Short problem:
Tell how many lines include the string "wegen". Answer with a single number.

# start of Exercise input

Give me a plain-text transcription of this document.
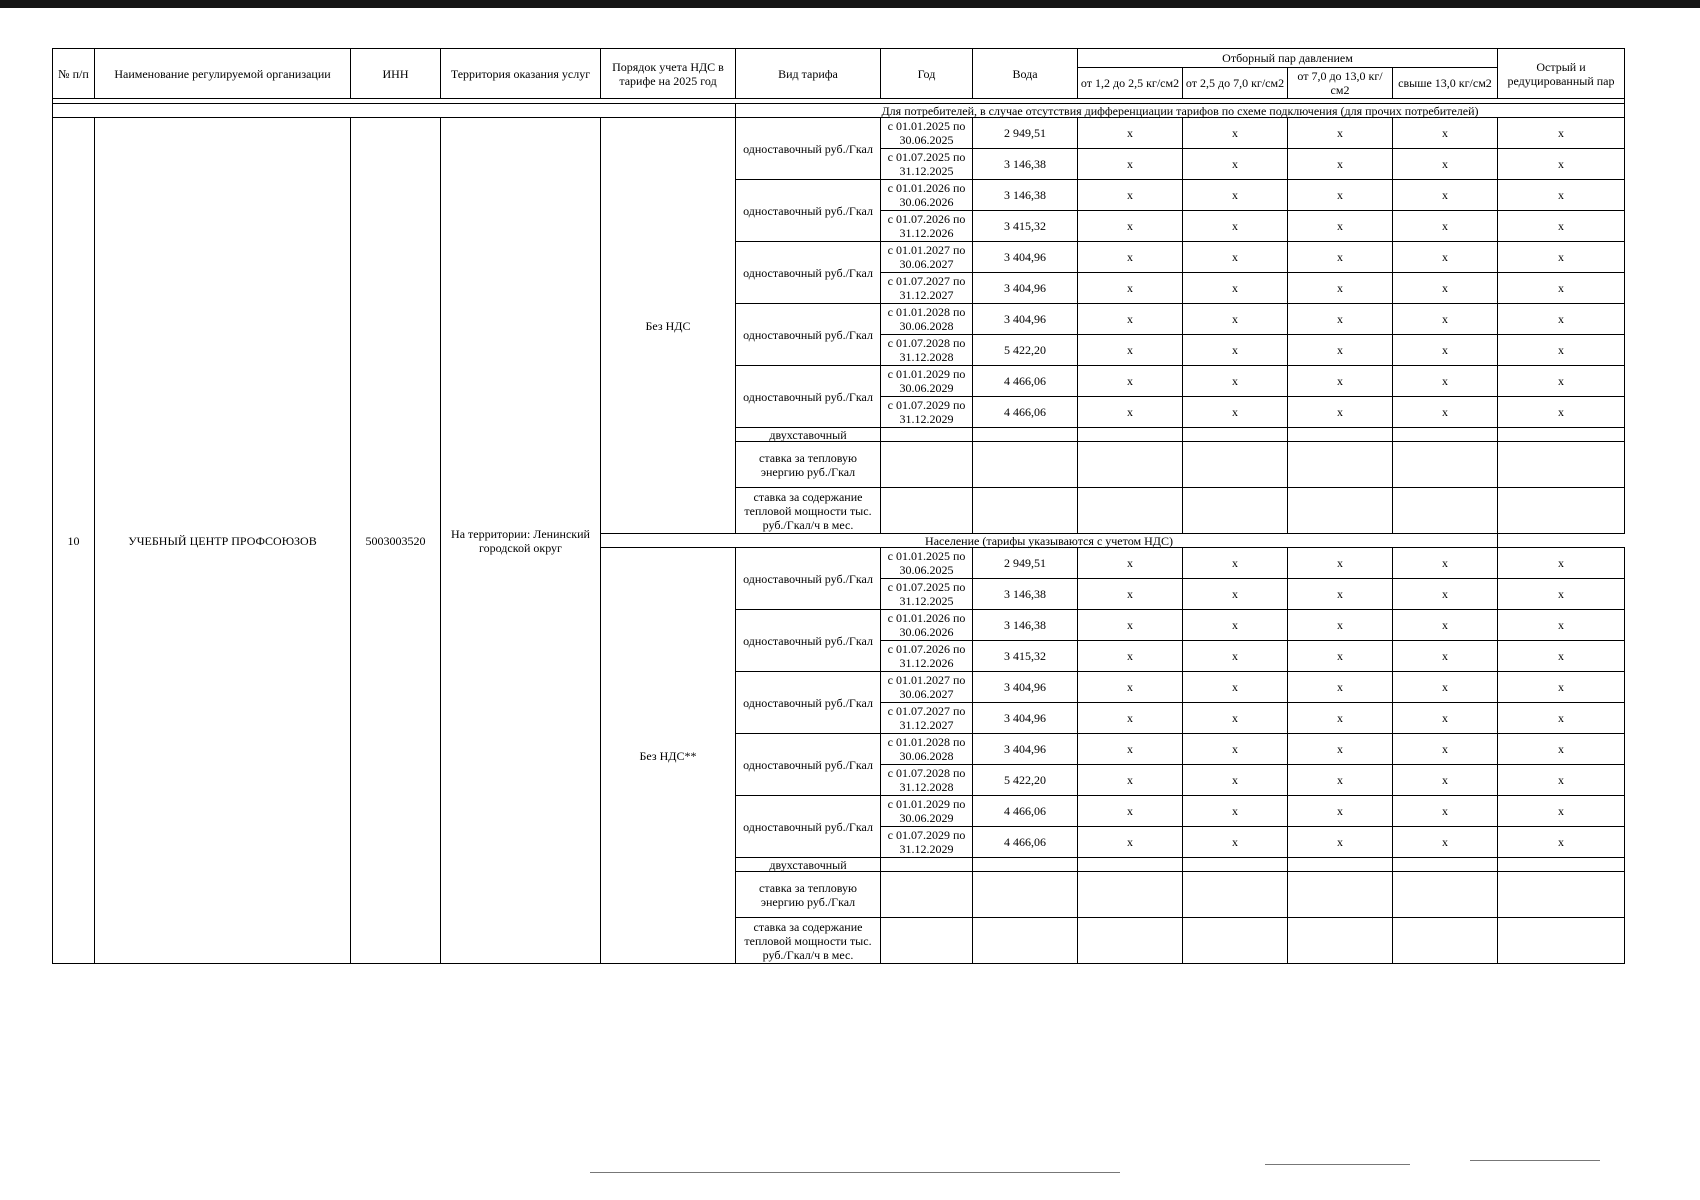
№ п/п	Наименование регулируемой организации	ИНН	Территория оказания услуг	Порядок учета НДС в тарифе на 2025 год	Вид тарифа	Год	Вода	Отборный пар давлением				Острый и редуцированный пар
								от 1,2 до 2,5 кг/см2	от 2,5 до 7,0 кг/см2	от 7,0 до 13,0 кг/см2	свыше 13,0 кг/см2	

					Для потребителей, в случае отсутствия дифференциации тарифов по схеме подключения (для прочих потребителей)							
10	УЧЕБНЫЙ ЦЕНТР ПРОФСОЮЗОВ	5003003520	На территории: Ленинский городской округ	Без НДС	одноставочный руб./Гкал	с 01.01.2025 по 30.06.2025	2 949,51	x	x	x	x	x
						с 01.07.2025 по 31.12.2025	3 146,38	x	x	x	x	x
					одноставочный руб./Гкал	с 01.01.2026 по 30.06.2026	3 146,38	x	x	x	x	x
						с 01.07.2026 по 31.12.2026	3 415,32	x	x	x	x	x
					одноставочный руб./Гкал	с 01.01.2027 по 30.06.2027	3 404,96	x	x	x	x	x
						с 01.07.2027 по 31.12.2027	3 404,96	x	x	x	x	x
					одноставочный руб./Гкал	с 01.01.2028 по 30.06.2028	3 404,96	x	x	x	x	x
						с 01.07.2028 по 31.12.2028	5 422,20	x	x	x	x	x
					одноставочный руб./Гкал	с 01.01.2029 по 30.06.2029	4 466,06	x	x	x	x	x
						с 01.07.2029 по 31.12.2029	4 466,06	x	x	x	x	x
					двухставочный							
					ставка за тепловую энергию руб./Гкал							
					ставка за содержание тепловой мощности тыс. руб./Гкал/ч в мес.							
				Население (тарифы указываются с учетом НДС)								
				Без НДС**	одноставочный руб./Гкал	с 01.01.2025 по 30.06.2025	2 949,51	x	x	x	x	x
						с 01.07.2025 по 31.12.2025	3 146,38	x	x	x	x	x
					одноставочный руб./Гкал	с 01.01.2026 по 30.06.2026	3 146,38	x	x	x	x	x
						с 01.07.2026 по 31.12.2026	3 415,32	x	x	x	x	x
					одноставочный руб./Гкал	с 01.01.2027 по 30.06.2027	3 404,96	x	x	x	x	x
						с 01.07.2027 по 31.12.2027	3 404,96	x	x	x	x	x
					одноставочный руб./Гкал	с 01.01.2028 по 30.06.2028	3 404,96	x	x	x	x	x
						с 01.07.2028 по 31.12.2028	5 422,20	x	x	x	x	x
					одноставочный руб./Гкал	с 01.01.2029 по 30.06.2029	4 466,06	x	x	x	x	x
						с 01.07.2029 по 31.12.2029	4 466,06	x	x	x	x	x
					двухставочный							
					ставка за тепловую энергию руб./Гкал							
					ставка за содержание тепловой мощности тыс. руб./Гкал/ч в мес.							
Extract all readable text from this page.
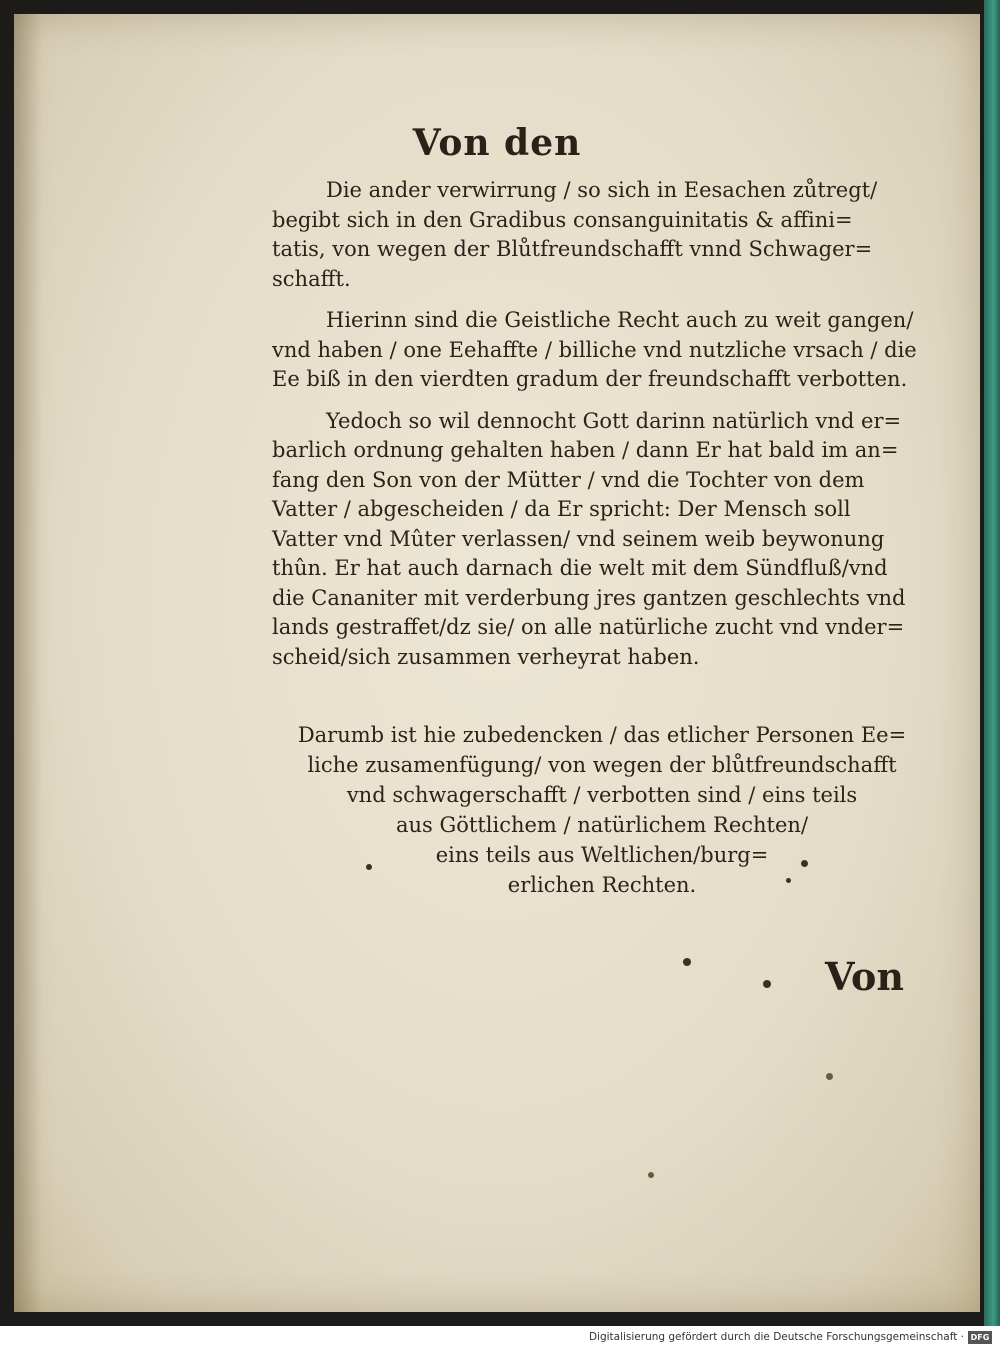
Von den
Die ander verwirrung / so sich in Eesachen zůtregt/
begibt sich in den Gradibus consanguinitatis & affini=
tatis, von wegen der Blůtfreundschafft vnnd Schwager=
schafft.
Hierinn sind die Geistliche Recht auch zu weit gangen/
vnd haben / one Eehaffte / billiche vnd nutzliche vrsach / die
Ee biß in den vierdten gradum der freundschafft verbotten.
Yedoch so wil dennocht Gott darinn natürlich vnd er=
barlich ordnung gehalten haben / dann Er hat bald im an=
fang den Son von der Mütter / vnd die Tochter von dem
Vatter / abgescheiden / da Er spricht: Der Mensch soll
Vatter vnd Mûter verlassen/ vnd seinem weib beywonung
thûn. Er hat auch darnach die welt mit dem Sündfluß/vnd
die Cananiter mit verderbung jres gantzen geschlechts vnd
lands gestraffet/dz sie/ on alle natürliche zucht vnd vnder=
scheid/sich zusammen verheyrat haben.
Darumb ist hie zubedencken / das etlicher Personen Ee=
liche zusamenfügung/ von wegen der blůtfreundschafft
vnd schwagerschafft / verbotten sind / eins teils
aus Göttlichem / natürlichem Rechten/
eins teils aus Weltlichen/burg=
erlichen Rechten.
Von
Digitalisierung gefördert durch die Deutsche Forschungsgemeinschaft · DFG
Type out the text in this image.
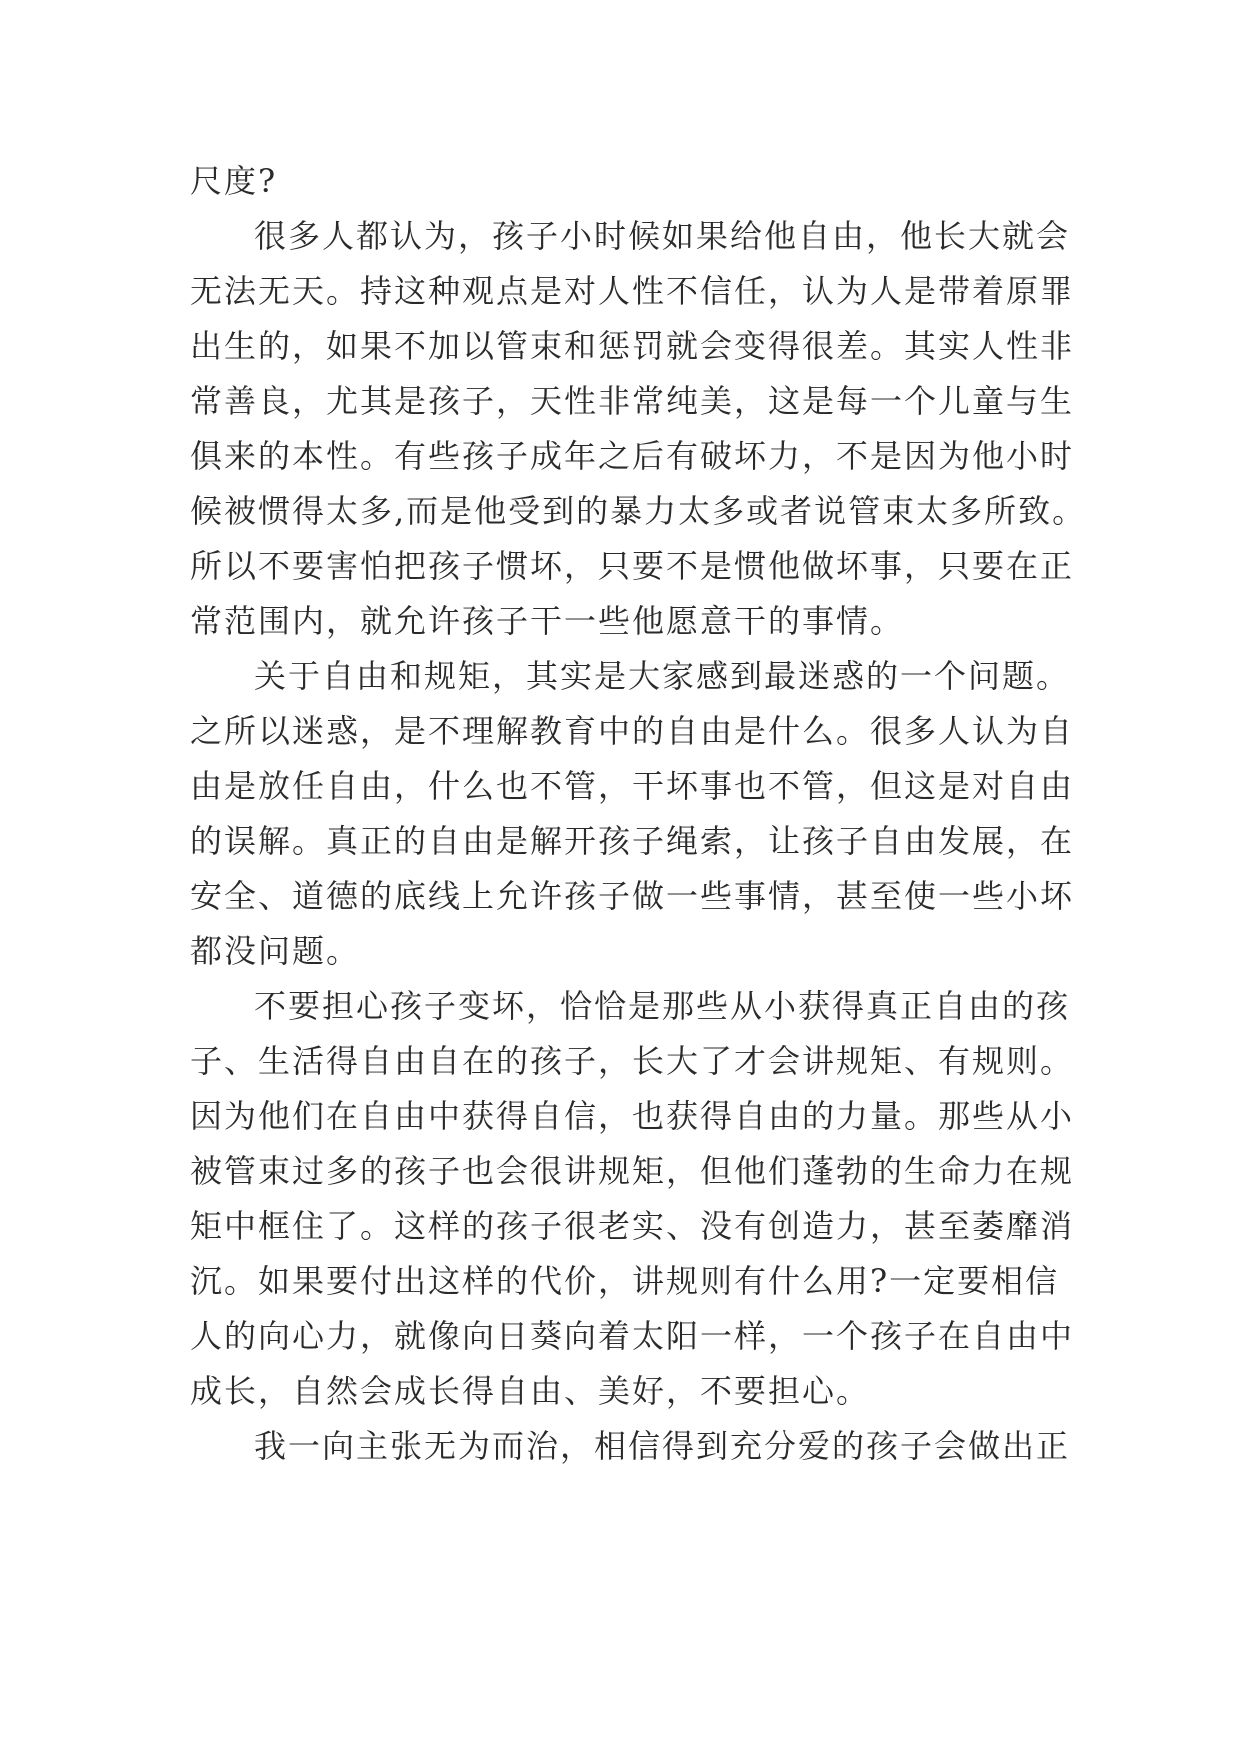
尺度?
很多人都认为，孩子小时候如果给他自由，他长大就会
无法无天。持这种观点是对人性不信任，认为人是带着原罪
出生的，如果不加以管束和惩罚就会变得很差。其实人性非
常善良，尤其是孩子，天性非常纯美，这是每一个儿童与生
俱来的本性。有些孩子成年之后有破坏力，不是因为他小时
候被惯得太多,而是他受到的暴力太多或者说管束太多所致。
所以不要害怕把孩子惯坏，只要不是惯他做坏事，只要在正
常范围内，就允许孩子干一些他愿意干的事情。
关于自由和规矩，其实是大家感到最迷惑的一个问题。
之所以迷惑，是不理解教育中的自由是什么。很多人认为自
由是放任自由，什么也不管，干坏事也不管，但这是对自由
的误解。真正的自由是解开孩子绳索，让孩子自由发展，在
安全、道德的底线上允许孩子做一些事情，甚至使一些小坏
都没问题。
不要担心孩子变坏，恰恰是那些从小获得真正自由的孩
子、生活得自由自在的孩子，长大了才会讲规矩、有规则。
因为他们在自由中获得自信，也获得自由的力量。那些从小
被管束过多的孩子也会很讲规矩，但他们蓬勃的生命力在规
矩中框住了。这样的孩子很老实、没有创造力，甚至萎靡消
沉。如果要付出这样的代价，讲规则有什么用?一定要相信
人的向心力，就像向日葵向着太阳一样，一个孩子在自由中
成长，自然会成长得自由、美好，不要担心。
我一向主张无为而治，相信得到充分爱的孩子会做出正
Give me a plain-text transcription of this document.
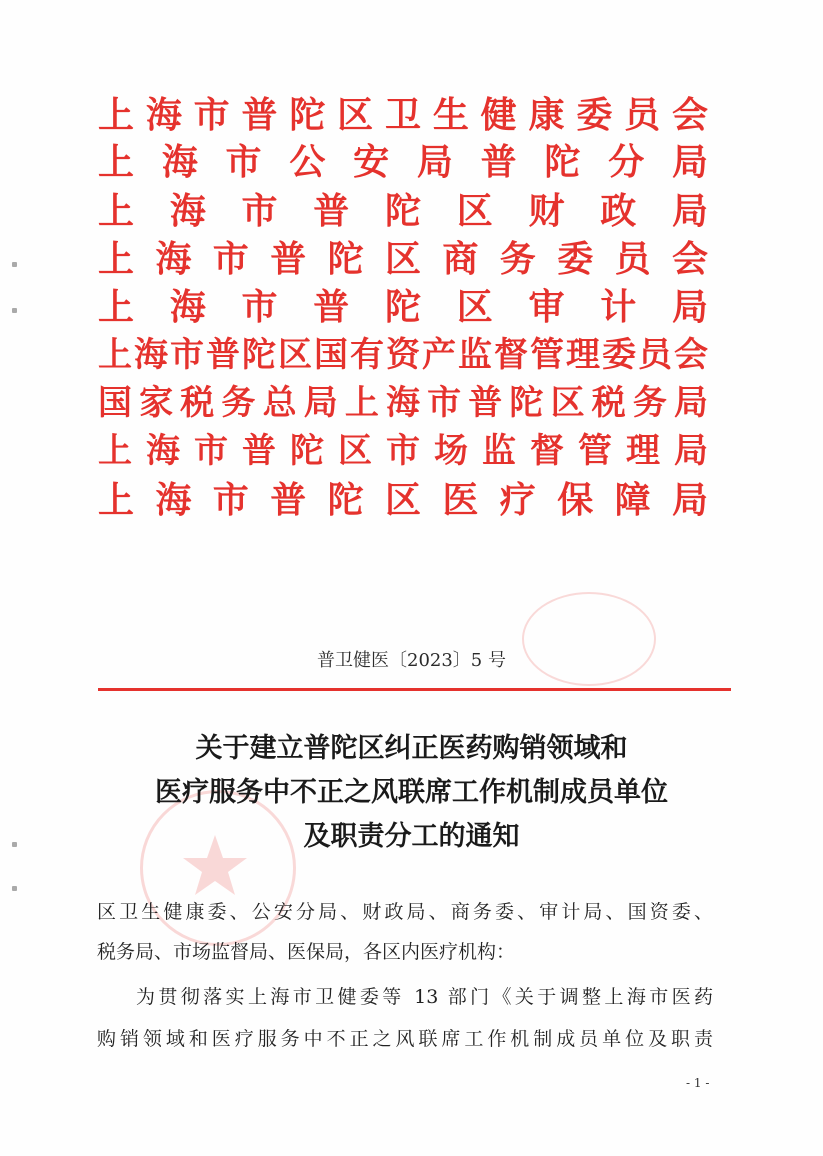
上海市普陀区卫生健康委员会
上海市公安局普陀分局
上海市普陀区财政局
上海市普陀区商务委员会
上海市普陀区审计局
上海市普陀区国有资产监督管理委员会
国家税务总局上海市普陀区税务局
上海市普陀区市场监督管理局
上海市普陀区医疗保障局
普卫健医〔2023〕5 号
关于建立普陀区纠正医药购销领域和
医疗服务中不正之风联席工作机制成员单位
及职责分工的通知
区卫生健康委、公安分局、财政局、商务委、审计局、国资委、
税务局、市场监督局、医保局，各区内医疗机构：
为贯彻落实上海市卫健委等 13 部门《关于调整上海市医药
购销领域和医疗服务中不正之风联席工作机制成员单位及职责
- 1 -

# end of Exercise input

Answer:
2